◆ **Exercise instructions**: Every entry below should be repeated exactly; the pictures should not.

——

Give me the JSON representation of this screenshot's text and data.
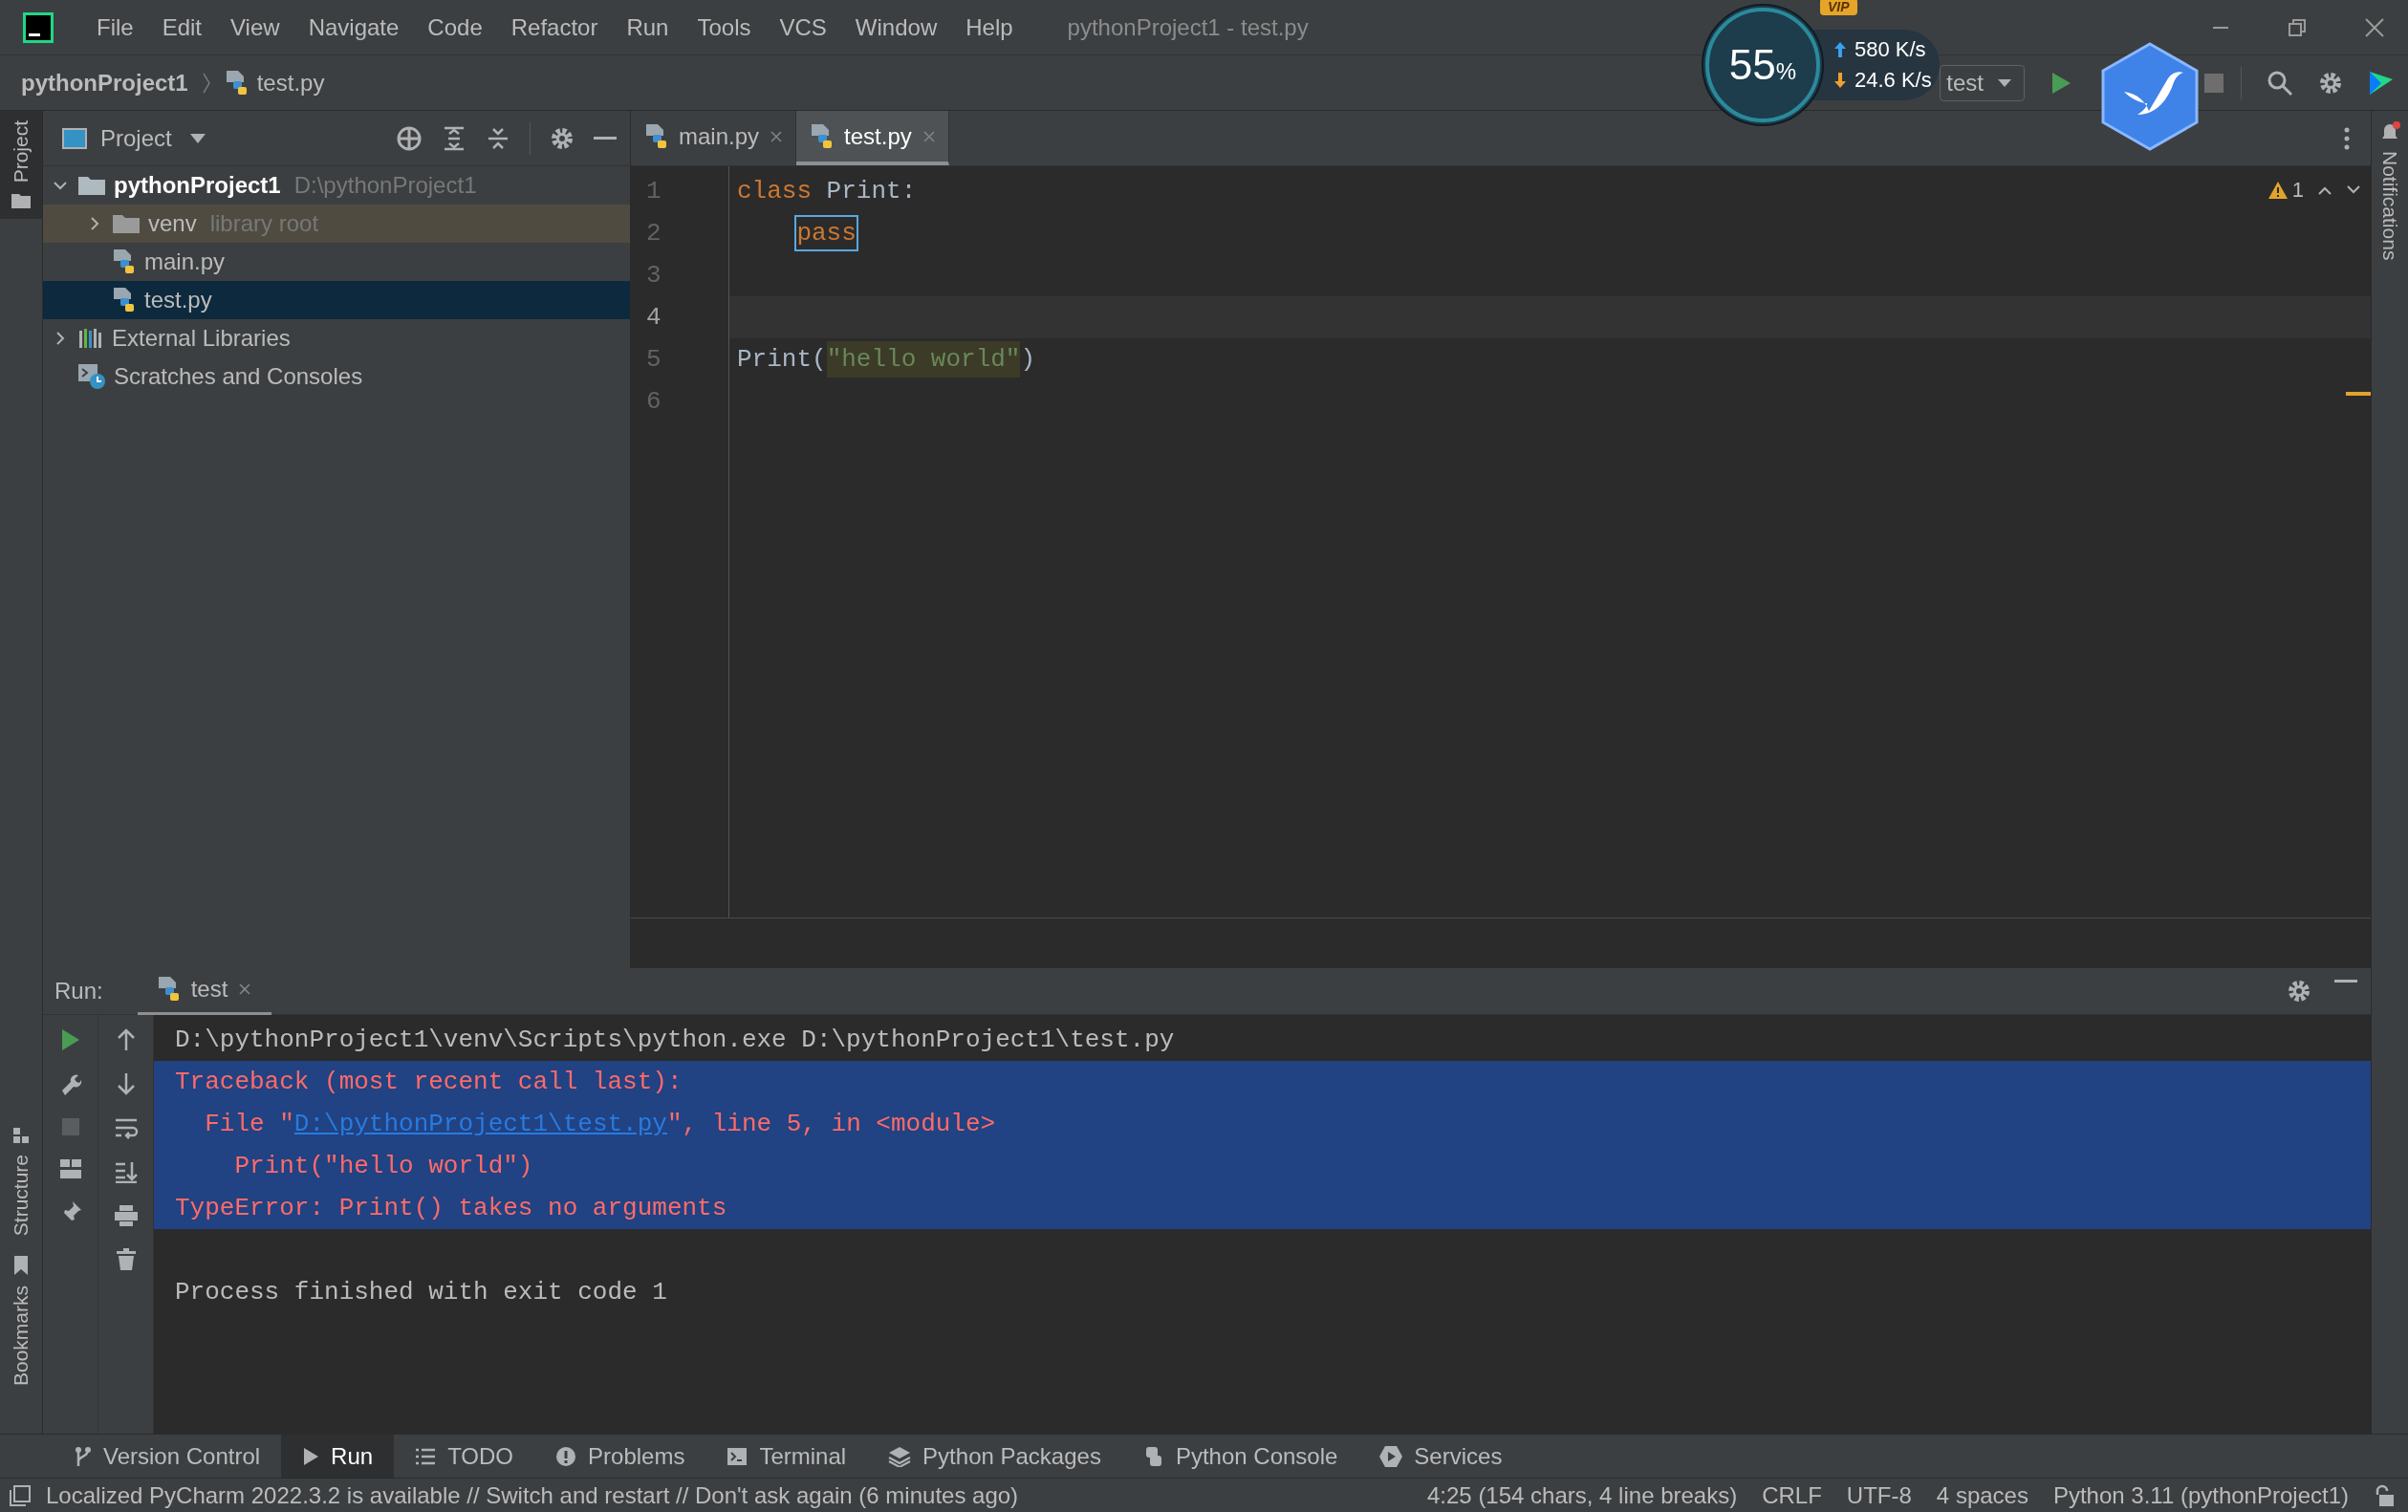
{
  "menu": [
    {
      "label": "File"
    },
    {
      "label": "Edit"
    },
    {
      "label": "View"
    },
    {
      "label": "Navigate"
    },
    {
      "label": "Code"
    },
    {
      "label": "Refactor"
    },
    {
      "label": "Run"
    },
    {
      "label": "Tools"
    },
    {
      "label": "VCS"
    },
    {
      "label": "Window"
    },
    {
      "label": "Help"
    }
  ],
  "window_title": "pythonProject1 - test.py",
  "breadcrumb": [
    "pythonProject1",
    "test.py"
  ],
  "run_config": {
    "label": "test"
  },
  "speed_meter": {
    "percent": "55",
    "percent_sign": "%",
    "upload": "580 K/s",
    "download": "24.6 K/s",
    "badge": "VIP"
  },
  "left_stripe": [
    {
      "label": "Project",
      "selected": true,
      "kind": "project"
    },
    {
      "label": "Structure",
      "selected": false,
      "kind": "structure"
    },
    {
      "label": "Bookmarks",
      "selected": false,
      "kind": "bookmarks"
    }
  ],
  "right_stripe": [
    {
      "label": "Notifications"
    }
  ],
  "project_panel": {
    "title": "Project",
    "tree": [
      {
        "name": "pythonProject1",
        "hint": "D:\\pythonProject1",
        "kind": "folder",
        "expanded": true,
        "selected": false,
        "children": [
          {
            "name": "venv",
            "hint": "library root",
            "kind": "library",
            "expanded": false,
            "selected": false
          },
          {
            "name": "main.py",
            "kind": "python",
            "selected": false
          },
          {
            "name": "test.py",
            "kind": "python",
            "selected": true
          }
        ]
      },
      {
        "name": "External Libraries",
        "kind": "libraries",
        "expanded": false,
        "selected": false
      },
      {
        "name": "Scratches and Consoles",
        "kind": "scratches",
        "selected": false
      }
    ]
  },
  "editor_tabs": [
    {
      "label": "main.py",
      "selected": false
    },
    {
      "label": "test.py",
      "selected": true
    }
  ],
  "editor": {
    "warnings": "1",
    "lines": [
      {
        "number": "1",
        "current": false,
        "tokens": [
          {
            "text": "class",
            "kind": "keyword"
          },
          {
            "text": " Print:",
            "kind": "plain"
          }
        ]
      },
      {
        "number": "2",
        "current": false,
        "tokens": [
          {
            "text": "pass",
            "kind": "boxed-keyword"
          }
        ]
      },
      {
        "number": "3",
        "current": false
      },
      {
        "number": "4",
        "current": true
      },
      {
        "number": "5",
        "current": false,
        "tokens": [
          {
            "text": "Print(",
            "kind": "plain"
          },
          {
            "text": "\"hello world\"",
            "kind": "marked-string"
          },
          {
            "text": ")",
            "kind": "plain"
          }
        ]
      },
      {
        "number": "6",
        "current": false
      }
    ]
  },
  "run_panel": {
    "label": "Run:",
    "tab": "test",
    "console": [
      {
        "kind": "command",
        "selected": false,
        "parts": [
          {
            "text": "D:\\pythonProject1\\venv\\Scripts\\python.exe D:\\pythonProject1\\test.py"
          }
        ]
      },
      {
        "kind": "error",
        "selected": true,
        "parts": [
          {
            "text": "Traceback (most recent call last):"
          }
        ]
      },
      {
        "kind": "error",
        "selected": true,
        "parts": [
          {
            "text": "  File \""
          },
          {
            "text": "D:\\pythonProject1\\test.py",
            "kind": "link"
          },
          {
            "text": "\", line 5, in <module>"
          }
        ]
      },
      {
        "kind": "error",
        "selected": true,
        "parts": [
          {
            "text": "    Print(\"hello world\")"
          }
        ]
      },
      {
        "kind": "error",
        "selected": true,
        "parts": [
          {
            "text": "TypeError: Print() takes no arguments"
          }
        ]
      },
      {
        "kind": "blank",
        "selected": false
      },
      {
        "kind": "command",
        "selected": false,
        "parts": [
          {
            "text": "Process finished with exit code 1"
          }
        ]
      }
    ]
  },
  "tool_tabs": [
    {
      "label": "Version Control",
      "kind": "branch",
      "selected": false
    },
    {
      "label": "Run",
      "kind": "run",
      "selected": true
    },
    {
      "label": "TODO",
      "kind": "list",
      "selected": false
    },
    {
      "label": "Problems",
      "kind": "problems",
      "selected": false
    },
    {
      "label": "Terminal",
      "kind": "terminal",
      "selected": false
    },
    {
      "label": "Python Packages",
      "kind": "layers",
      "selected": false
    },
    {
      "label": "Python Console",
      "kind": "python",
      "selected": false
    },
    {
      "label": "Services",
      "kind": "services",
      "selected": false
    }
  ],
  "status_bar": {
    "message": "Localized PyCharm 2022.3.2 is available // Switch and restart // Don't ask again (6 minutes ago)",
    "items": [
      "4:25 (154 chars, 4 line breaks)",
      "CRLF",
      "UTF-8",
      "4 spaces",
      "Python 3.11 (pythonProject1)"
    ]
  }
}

——

◆ **Correct output**:
Give me the JSON representation of this screenshot's text and data.
{
  "menu": [
    {
      "label": "File"
    },
    {
      "label": "Edit"
    },
    {
      "label": "View"
    },
    {
      "label": "Navigate"
    },
    {
      "label": "Code"
    },
    {
      "label": "Refactor"
    },
    {
      "label": "Run"
    },
    {
      "label": "Tools"
    },
    {
      "label": "VCS"
    },
    {
      "label": "Window"
    },
    {
      "label": "Help"
    }
  ],
  "window_title": "pythonProject1 - test.py",
  "breadcrumb": [
    "pythonProject1",
    "test.py"
  ],
  "run_config": {
    "label": "test"
  },
  "speed_meter": {
    "percent": "55",
    "percent_sign": "%",
    "upload": "580 K/s",
    "download": "24.6 K/s",
    "badge": "VIP"
  },
  "left_stripe": [
    {
      "label": "Project",
      "selected": true,
      "kind": "project"
    },
    {
      "label": "Structure",
      "selected": false,
      "kind": "structure"
    },
    {
      "label": "Bookmarks",
      "selected": false,
      "kind": "bookmarks"
    }
  ],
  "right_stripe": [
    {
      "label": "Notifications"
    }
  ],
  "project_panel": {
    "title": "Project",
    "tree": [
      {
        "name": "pythonProject1",
        "hint": "D:\\pythonProject1",
        "kind": "folder",
        "expanded": true,
        "selected": false,
        "children": [
          {
            "name": "venv",
            "hint": "library root",
            "kind": "library",
            "expanded": false,
            "selected": false
          },
          {
            "name": "main.py",
            "kind": "python",
            "selected": false
          },
          {
            "name": "test.py",
            "kind": "python",
            "selected": true
          }
        ]
      },
      {
        "name": "External Libraries",
        "kind": "libraries",
        "expanded": false,
        "selected": false
      },
      {
        "name": "Scratches and Consoles",
        "kind": "scratches",
        "selected": false
      }
    ]
  },
  "editor_tabs": [
    {
      "label": "main.py",
      "selected": false
    },
    {
      "label": "test.py",
      "selected": true
    }
  ],
  "editor": {
    "warnings": "1",
    "lines": [
      {
        "number": "1",
        "current": false,
        "tokens": [
          {
            "text": "class",
            "kind": "keyword"
          },
          {
            "text": " Print:",
            "kind": "plain"
          }
        ]
      },
      {
        "number": "2",
        "current": false,
        "tokens": [
          {
            "text": "pass",
            "kind": "boxed-keyword"
          }
        ]
      },
      {
        "number": "3",
        "current": false
      },
      {
        "number": "4",
        "current": true
      },
      {
        "number": "5",
        "current": false,
        "tokens": [
          {
            "text": "Print(",
            "kind": "plain"
          },
          {
            "text": "\"hello world\"",
            "kind": "marked-string"
          },
          {
            "text": ")",
            "kind": "plain"
          }
        ]
      },
      {
        "number": "6",
        "current": false
      }
    ]
  },
  "run_panel": {
    "label": "Run:",
    "tab": "test",
    "console": [
      {
        "kind": "command",
        "selected": false,
        "parts": [
          {
            "text": "D:\\pythonProject1\\venv\\Scripts\\python.exe D:\\pythonProject1\\test.py"
          }
        ]
      },
      {
        "kind": "error",
        "selected": true,
        "parts": [
          {
            "text": "Traceback (most recent call last):"
          }
        ]
      },
      {
        "kind": "error",
        "selected": true,
        "parts": [
          {
            "text": "  File \""
          },
          {
            "text": "D:\\pythonProject1\\test.py",
            "kind": "link"
          },
          {
            "text": "\", line 5, in <module>"
          }
        ]
      },
      {
        "kind": "error",
        "selected": true,
        "parts": [
          {
            "text": "    Print(\"hello world\")"
          }
        ]
      },
      {
        "kind": "error",
        "selected": true,
        "parts": [
          {
            "text": "TypeError: Print() takes no arguments"
          }
        ]
      },
      {
        "kind": "blank",
        "selected": false
      },
      {
        "kind": "command",
        "selected": false,
        "parts": [
          {
            "text": "Process finished with exit code 1"
          }
        ]
      }
    ]
  },
  "tool_tabs": [
    {
      "label": "Version Control",
      "kind": "branch",
      "selected": false
    },
    {
      "label": "Run",
      "kind": "run",
      "selected": true
    },
    {
      "label": "TODO",
      "kind": "list",
      "selected": false
    },
    {
      "label": "Problems",
      "kind": "problems",
      "selected": false
    },
    {
      "label": "Terminal",
      "kind": "terminal",
      "selected": false
    },
    {
      "label": "Python Packages",
      "kind": "layers",
      "selected": false
    },
    {
      "label": "Python Console",
      "kind": "python",
      "selected": false
    },
    {
      "label": "Services",
      "kind": "services",
      "selected": false
    }
  ],
  "status_bar": {
    "message": "Localized PyCharm 2022.3.2 is available // Switch and restart // Don't ask again (6 minutes ago)",
    "items": [
      "4:25 (154 chars, 4 line breaks)",
      "CRLF",
      "UTF-8",
      "4 spaces",
      "Python 3.11 (pythonProject1)"
    ]
  }
}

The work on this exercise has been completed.